REQUIREMENTS:
Copy out the listing word for word, from its first line up to and including the line containing "ribbon-button[interactable]: タイミング モデル".

***** ENTRIES SUPPLIED *****

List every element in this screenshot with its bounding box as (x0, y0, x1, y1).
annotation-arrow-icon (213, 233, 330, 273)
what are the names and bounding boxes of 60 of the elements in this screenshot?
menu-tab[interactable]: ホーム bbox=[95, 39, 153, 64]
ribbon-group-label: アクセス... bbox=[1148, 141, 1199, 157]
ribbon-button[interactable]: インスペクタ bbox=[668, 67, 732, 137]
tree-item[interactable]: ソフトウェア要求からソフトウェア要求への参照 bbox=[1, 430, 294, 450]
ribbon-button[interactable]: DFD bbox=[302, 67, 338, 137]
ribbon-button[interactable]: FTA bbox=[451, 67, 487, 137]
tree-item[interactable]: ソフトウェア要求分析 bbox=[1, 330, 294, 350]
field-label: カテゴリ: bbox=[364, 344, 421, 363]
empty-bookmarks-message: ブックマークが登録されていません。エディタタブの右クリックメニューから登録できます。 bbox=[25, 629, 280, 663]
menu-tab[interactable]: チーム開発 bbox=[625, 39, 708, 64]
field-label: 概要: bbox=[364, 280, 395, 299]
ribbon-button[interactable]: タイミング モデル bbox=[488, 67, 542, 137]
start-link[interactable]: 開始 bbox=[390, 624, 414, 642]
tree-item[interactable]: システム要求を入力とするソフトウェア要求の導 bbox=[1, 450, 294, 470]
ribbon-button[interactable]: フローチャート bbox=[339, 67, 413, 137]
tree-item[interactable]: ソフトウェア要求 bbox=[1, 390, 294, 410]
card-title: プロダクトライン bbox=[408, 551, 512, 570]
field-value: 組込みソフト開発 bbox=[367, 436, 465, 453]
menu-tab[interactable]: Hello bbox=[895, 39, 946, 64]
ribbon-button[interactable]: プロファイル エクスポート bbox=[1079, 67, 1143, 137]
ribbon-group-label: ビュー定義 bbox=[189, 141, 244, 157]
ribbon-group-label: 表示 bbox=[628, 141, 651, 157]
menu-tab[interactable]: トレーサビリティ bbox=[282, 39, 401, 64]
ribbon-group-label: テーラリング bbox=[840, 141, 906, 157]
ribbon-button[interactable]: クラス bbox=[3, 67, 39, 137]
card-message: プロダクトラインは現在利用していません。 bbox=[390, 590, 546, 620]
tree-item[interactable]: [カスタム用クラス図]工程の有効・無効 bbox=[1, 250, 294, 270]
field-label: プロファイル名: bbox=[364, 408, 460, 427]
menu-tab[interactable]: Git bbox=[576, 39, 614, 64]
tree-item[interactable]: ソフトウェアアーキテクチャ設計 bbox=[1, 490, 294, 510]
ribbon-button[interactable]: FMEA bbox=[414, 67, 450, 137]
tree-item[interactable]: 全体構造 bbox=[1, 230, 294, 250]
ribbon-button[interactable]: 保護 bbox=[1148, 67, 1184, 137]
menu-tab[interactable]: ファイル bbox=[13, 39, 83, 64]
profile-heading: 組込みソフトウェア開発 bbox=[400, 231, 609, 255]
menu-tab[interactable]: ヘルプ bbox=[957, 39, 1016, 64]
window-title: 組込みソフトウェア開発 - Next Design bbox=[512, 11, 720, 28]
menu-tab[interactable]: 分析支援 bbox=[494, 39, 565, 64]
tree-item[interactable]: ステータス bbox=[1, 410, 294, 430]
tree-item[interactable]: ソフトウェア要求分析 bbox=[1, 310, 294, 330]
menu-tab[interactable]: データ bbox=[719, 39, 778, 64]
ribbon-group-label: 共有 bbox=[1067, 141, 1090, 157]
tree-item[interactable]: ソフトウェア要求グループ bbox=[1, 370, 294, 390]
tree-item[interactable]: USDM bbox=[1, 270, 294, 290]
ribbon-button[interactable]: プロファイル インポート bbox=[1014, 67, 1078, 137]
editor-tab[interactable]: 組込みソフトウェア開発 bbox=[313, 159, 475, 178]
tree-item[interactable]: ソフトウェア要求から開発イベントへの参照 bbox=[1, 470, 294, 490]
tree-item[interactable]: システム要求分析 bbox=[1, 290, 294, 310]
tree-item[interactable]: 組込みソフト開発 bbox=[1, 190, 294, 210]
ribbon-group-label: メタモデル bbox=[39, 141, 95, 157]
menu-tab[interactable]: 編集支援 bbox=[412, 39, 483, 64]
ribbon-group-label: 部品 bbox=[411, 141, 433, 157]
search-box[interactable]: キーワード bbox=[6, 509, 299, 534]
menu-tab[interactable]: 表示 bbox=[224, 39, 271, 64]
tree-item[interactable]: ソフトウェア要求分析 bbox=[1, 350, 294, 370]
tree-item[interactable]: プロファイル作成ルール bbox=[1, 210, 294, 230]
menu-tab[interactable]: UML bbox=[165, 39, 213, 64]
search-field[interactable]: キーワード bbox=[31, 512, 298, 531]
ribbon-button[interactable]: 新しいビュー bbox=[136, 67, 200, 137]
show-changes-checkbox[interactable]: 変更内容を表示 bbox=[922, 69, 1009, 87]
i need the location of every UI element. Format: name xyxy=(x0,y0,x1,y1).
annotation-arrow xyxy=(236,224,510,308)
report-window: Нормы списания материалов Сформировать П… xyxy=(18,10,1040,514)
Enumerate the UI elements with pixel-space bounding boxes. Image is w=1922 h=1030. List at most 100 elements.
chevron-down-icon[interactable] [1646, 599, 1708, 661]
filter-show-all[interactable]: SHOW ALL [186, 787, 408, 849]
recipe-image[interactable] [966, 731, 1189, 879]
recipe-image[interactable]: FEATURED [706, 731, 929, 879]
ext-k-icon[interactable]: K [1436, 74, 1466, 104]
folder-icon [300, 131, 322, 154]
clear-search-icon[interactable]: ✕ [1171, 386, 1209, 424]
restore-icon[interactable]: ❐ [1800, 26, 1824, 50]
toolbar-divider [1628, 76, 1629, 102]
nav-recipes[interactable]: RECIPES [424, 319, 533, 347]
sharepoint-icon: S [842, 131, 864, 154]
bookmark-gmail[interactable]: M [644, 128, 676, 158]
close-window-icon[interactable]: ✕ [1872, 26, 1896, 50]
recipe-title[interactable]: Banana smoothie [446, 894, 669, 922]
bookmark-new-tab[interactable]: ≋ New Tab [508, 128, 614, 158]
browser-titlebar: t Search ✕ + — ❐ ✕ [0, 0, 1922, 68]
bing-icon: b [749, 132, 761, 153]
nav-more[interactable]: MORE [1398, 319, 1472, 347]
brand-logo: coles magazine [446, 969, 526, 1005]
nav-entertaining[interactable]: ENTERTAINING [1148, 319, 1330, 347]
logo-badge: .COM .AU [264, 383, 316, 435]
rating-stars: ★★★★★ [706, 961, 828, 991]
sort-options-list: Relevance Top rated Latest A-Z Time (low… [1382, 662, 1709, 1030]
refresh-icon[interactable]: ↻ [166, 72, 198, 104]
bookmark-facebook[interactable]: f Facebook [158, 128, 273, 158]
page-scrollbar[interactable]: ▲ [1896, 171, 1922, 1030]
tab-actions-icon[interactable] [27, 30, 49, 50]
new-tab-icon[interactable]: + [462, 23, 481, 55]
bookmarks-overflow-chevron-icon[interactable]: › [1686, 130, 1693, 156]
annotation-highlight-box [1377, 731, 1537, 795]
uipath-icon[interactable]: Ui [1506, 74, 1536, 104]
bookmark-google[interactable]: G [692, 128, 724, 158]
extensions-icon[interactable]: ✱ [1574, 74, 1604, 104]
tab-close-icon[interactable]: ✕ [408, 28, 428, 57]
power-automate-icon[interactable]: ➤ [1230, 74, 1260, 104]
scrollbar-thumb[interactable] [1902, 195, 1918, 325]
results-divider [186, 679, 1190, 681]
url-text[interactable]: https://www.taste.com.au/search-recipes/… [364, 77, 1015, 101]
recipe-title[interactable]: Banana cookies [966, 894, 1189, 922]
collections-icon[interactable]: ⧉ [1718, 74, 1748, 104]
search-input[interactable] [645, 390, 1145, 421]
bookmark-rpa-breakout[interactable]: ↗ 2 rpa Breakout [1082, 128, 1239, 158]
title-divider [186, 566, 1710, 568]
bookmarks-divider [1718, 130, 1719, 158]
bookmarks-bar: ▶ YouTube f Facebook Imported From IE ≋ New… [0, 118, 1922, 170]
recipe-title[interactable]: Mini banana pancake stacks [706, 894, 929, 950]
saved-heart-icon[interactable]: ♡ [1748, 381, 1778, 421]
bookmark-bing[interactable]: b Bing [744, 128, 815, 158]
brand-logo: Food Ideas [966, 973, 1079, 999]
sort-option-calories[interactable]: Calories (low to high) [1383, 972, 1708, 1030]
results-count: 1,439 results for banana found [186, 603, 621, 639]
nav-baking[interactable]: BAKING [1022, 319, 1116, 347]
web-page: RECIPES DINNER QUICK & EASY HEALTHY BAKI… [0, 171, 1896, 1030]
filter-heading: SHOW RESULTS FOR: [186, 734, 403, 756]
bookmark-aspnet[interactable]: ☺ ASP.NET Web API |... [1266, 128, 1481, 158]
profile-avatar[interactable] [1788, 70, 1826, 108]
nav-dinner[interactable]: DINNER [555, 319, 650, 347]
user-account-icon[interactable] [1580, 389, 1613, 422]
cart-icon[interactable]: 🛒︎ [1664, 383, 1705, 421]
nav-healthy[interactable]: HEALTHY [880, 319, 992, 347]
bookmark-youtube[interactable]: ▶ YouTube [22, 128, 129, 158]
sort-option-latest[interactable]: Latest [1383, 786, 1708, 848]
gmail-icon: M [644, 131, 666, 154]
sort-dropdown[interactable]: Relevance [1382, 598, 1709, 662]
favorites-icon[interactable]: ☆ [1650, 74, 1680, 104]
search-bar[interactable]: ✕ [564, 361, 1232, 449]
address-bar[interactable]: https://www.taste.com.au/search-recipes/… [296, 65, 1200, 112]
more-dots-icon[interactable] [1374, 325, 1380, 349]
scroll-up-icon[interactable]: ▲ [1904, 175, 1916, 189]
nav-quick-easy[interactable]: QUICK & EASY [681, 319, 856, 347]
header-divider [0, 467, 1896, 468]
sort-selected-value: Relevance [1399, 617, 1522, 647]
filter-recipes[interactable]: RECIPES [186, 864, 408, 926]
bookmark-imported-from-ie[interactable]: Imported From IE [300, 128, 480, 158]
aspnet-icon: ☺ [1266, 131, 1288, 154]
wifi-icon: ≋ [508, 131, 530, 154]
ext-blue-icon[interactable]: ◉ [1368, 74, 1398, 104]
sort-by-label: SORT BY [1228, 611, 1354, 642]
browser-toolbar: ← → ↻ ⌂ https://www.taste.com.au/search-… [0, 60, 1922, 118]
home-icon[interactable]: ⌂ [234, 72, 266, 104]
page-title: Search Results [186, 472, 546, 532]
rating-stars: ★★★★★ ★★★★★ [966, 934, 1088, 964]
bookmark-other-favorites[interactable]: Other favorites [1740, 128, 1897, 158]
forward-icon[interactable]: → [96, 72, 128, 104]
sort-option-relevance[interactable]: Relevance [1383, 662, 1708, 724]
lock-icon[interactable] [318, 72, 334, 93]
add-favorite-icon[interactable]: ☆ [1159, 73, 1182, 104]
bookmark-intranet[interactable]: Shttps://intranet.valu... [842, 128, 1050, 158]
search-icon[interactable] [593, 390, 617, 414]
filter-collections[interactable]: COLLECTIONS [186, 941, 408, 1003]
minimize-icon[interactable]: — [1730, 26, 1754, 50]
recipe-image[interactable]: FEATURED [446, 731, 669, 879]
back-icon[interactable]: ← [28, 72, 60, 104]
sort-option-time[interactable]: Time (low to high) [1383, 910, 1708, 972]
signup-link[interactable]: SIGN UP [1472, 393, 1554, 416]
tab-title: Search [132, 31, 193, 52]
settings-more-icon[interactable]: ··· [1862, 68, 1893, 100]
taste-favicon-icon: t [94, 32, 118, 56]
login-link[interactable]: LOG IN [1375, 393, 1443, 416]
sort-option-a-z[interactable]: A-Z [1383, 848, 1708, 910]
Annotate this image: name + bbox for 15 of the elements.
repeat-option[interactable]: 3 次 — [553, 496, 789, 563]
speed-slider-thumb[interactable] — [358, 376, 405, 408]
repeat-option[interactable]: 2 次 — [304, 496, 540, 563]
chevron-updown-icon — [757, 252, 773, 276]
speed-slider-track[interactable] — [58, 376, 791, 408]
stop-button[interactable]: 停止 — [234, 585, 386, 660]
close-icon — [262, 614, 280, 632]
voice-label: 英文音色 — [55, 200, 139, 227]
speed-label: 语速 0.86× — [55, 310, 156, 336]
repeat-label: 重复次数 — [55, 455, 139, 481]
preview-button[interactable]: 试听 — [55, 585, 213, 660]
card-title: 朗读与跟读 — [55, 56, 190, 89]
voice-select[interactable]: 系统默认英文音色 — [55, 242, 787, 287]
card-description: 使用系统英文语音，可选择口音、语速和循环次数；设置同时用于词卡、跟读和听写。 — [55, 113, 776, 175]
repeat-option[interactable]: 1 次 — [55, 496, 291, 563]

*****

TASK RESPONSE:
List every element in this screenshot with its bounding box as (x0, y0, x1, y1).
annotation-arrow-icon (213, 233, 330, 273)
what are the names and bounding boxes of 60 of the elements in this screenshot?
menu-tab[interactable]: ホーム bbox=[95, 39, 153, 64]
ribbon-group-label: アクセス... bbox=[1148, 141, 1199, 157]
ribbon-button[interactable]: インスペクタ bbox=[668, 67, 732, 137]
tree-item[interactable]: ソフトウェア要求からソフトウェア要求への参照 bbox=[1, 430, 294, 450]
ribbon-button[interactable]: DFD bbox=[302, 67, 338, 137]
ribbon-button[interactable]: FTA bbox=[451, 67, 487, 137]
tree-item[interactable]: ソフトウェア要求分析 bbox=[1, 330, 294, 350]
field-label: カテゴリ: bbox=[364, 344, 421, 363]
empty-bookmarks-message: ブックマークが登録されていません。エディタタブの右クリックメニューから登録できます。 bbox=[25, 629, 280, 663]
menu-tab[interactable]: チーム開発 bbox=[625, 39, 708, 64]
field-label: 概要: bbox=[364, 280, 395, 299]
ribbon-button[interactable]: タイミング モデル bbox=[488, 67, 542, 137]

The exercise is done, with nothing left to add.